# Start of INPUT ROWS
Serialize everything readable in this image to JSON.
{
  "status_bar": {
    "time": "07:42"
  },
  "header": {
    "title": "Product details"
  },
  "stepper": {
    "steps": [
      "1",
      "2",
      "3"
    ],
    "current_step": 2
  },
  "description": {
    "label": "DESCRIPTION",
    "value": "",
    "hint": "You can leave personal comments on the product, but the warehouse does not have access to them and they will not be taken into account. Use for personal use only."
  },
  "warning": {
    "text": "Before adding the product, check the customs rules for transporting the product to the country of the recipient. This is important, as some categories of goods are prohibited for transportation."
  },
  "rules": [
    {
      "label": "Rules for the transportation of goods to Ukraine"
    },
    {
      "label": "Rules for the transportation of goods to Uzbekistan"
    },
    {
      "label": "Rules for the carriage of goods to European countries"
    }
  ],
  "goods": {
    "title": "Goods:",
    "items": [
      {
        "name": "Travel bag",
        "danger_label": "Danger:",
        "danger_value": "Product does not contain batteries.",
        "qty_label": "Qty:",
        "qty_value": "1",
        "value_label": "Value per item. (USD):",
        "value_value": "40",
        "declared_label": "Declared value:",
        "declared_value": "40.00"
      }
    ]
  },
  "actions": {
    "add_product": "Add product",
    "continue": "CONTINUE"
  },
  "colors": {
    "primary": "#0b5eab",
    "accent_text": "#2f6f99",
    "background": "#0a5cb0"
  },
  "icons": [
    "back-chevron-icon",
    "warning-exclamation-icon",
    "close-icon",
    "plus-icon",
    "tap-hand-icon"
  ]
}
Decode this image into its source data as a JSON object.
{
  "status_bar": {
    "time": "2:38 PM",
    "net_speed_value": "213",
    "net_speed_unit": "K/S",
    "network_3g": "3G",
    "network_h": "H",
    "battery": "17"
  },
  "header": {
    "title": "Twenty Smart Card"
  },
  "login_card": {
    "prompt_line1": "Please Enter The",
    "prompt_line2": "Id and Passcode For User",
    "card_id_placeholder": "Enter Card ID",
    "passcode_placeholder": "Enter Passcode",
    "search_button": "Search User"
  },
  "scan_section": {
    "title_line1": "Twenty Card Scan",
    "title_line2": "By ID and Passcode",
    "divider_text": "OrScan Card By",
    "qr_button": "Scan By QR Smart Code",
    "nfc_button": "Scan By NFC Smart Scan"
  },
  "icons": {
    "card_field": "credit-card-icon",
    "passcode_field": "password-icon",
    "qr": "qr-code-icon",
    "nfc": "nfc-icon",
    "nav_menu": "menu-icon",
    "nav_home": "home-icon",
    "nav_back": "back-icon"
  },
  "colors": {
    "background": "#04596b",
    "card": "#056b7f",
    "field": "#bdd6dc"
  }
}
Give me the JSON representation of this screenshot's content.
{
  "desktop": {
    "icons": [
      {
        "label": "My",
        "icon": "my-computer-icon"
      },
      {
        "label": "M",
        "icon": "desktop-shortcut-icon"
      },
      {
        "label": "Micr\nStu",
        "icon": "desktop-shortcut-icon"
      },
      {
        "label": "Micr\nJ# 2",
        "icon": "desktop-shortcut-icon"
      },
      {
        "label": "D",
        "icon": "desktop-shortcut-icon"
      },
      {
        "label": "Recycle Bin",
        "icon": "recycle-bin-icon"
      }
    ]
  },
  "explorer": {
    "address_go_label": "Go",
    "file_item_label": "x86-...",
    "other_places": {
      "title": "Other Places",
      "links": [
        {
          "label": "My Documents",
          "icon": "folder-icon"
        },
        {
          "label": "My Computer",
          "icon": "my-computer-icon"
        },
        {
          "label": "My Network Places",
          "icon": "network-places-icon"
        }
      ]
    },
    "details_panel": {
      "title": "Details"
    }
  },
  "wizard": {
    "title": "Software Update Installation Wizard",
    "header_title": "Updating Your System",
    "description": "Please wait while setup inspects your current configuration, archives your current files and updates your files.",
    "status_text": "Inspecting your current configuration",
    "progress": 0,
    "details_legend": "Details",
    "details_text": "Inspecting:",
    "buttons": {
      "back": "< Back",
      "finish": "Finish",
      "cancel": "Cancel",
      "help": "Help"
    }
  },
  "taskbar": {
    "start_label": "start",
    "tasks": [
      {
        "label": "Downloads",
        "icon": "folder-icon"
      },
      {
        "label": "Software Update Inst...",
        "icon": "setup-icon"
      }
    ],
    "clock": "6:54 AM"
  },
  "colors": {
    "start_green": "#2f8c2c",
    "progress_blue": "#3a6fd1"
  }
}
# End of INPUT ROWS
DO THIS:
Copy out every line of the data above, exactly as given.

ANSWER BELOW:
Serialize everything readable in this image to JSON.
{
  "status_bar": {
    "time": "07:42"
  },
  "header": {
    "title": "Product details"
  },
  "stepper": {
    "steps": [
      "1",
      "2",
      "3"
    ],
    "current_step": 2
  },
  "description": {
    "label": "DESCRIPTION",
    "value": "",
    "hint": "You can leave personal comments on the product, but the warehouse does not have access to them and they will not be taken into account. Use for personal use only."
  },
  "warning": {
    "text": "Before adding the product, check the customs rules for transporting the product to the country of the recipient. This is important, as some categories of goods are prohibited for transportation."
  },
  "rules": [
    {
      "label": "Rules for the transportation of goods to Ukraine"
    },
    {
      "label": "Rules for the transportation of goods to Uzbekistan"
    },
    {
      "label": "Rules for the carriage of goods to European countries"
    }
  ],
  "goods": {
    "title": "Goods:",
    "items": [
      {
        "name": "Travel bag",
        "danger_label": "Danger:",
        "danger_value": "Product does not contain batteries.",
        "qty_label": "Qty:",
        "qty_value": "1",
        "value_label": "Value per item. (USD):",
        "value_value": "40",
        "declared_label": "Declared value:",
        "declared_value": "40.00"
      }
    ]
  },
  "actions": {
    "add_product": "Add product",
    "continue": "CONTINUE"
  },
  "colors": {
    "primary": "#0b5eab",
    "accent_text": "#2f6f99",
    "background": "#0a5cb0"
  },
  "icons": [
    "back-chevron-icon",
    "warning-exclamation-icon",
    "close-icon",
    "plus-icon",
    "tap-hand-icon"
  ]
}
Decode this image into its source data as a JSON object.
{
  "status_bar": {
    "time": "2:38 PM",
    "net_speed_value": "213",
    "net_speed_unit": "K/S",
    "network_3g": "3G",
    "network_h": "H",
    "battery": "17"
  },
  "header": {
    "title": "Twenty Smart Card"
  },
  "login_card": {
    "prompt_line1": "Please Enter The",
    "prompt_line2": "Id and Passcode For User",
    "card_id_placeholder": "Enter Card ID",
    "passcode_placeholder": "Enter Passcode",
    "search_button": "Search User"
  },
  "scan_section": {
    "title_line1": "Twenty Card Scan",
    "title_line2": "By ID and Passcode",
    "divider_text": "OrScan Card By",
    "qr_button": "Scan By QR Smart Code",
    "nfc_button": "Scan By NFC Smart Scan"
  },
  "icons": {
    "card_field": "credit-card-icon",
    "passcode_field": "password-icon",
    "qr": "qr-code-icon",
    "nfc": "nfc-icon",
    "nav_menu": "menu-icon",
    "nav_home": "home-icon",
    "nav_back": "back-icon"
  },
  "colors": {
    "background": "#04596b",
    "card": "#056b7f",
    "field": "#bdd6dc"
  }
}
Give me the JSON representation of this screenshot's content.
{
  "desktop": {
    "icons": [
      {
        "label": "My",
        "icon": "my-computer-icon"
      },
      {
        "label": "M",
        "icon": "desktop-shortcut-icon"
      },
      {
        "label": "Micr\nStu",
        "icon": "desktop-shortcut-icon"
      },
      {
        "label": "Micr\nJ# 2",
        "icon": "desktop-shortcut-icon"
      },
      {
        "label": "D",
        "icon": "desktop-shortcut-icon"
      },
      {
        "label": "Recycle Bin",
        "icon": "recycle-bin-icon"
      }
    ]
  },
  "explorer": {
    "address_go_label": "Go",
    "file_item_label": "x86-...",
    "other_places": {
      "title": "Other Places",
      "links": [
        {
          "label": "My Documents",
          "icon": "folder-icon"
        },
        {
          "label": "My Computer",
          "icon": "my-computer-icon"
        },
        {
          "label": "My Network Places",
          "icon": "network-places-icon"
        }
      ]
    },
    "details_panel": {
      "title": "Details"
    }
  },
  "wizard": {
    "title": "Software Update Installation Wizard",
    "header_title": "Updating Your System",
    "description": "Please wait while setup inspects your current configuration, archives your current files and updates your files.",
    "status_text": "Inspecting your current configuration",
    "progress": 0,
    "details_legend": "Details",
    "details_text": "Inspecting:",
    "buttons": {
      "back": "< Back",
      "finish": "Finish",
      "cancel": "Cancel",
      "help": "Help"
    }
  },
  "taskbar": {
    "start_label": "start",
    "tasks": [
      {
        "label": "Downloads",
        "icon": "folder-icon"
      },
      {
        "label": "Software Update Inst...",
        "icon": "setup-icon"
      }
    ],
    "clock": "6:54 AM"
  },
  "colors": {
    "start_green": "#2f8c2c",
    "progress_blue": "#3a6fd1"
  }
}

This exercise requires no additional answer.